===== Available data =====

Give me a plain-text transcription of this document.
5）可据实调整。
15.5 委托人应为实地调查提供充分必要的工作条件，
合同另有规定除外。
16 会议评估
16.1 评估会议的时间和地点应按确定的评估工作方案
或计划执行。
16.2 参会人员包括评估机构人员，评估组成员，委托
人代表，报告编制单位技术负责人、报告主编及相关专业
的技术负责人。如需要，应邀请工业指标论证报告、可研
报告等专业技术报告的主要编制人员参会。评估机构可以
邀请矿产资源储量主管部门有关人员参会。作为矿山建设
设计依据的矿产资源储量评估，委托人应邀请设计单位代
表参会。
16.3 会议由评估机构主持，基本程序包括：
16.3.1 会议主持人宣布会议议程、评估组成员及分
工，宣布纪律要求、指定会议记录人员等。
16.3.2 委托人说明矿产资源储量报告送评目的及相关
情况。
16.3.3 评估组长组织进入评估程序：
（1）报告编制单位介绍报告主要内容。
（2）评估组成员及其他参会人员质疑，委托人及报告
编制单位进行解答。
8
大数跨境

=====

**Written problem**
Return the whole listing exactly.

**Output for this exercise**
Give me a plain-text transcription of this document.
5）可据实调整。
15.5 委托人应为实地调查提供充分必要的工作条件，
合同另有规定除外。
16 会议评估
16.1 评估会议的时间和地点应按确定的评估工作方案
或计划执行。
16.2 参会人员包括评估机构人员，评估组成员，委托
人代表，报告编制单位技术负责人、报告主编及相关专业
的技术负责人。如需要，应邀请工业指标论证报告、可研
报告等专业技术报告的主要编制人员参会。评估机构可以
邀请矿产资源储量主管部门有关人员参会。作为矿山建设
设计依据的矿产资源储量评估，委托人应邀请设计单位代
表参会。
16.3 会议由评估机构主持，基本程序包括：
16.3.1 会议主持人宣布会议议程、评估组成员及分
工，宣布纪律要求、指定会议记录人员等。
16.3.2 委托人说明矿产资源储量报告送评目的及相关
情况。
16.3.3 评估组长组织进入评估程序：
（1）报告编制单位介绍报告主要内容。
（2）评估组成员及其他参会人员质疑，委托人及报告
编制单位进行解答。
8
大数跨境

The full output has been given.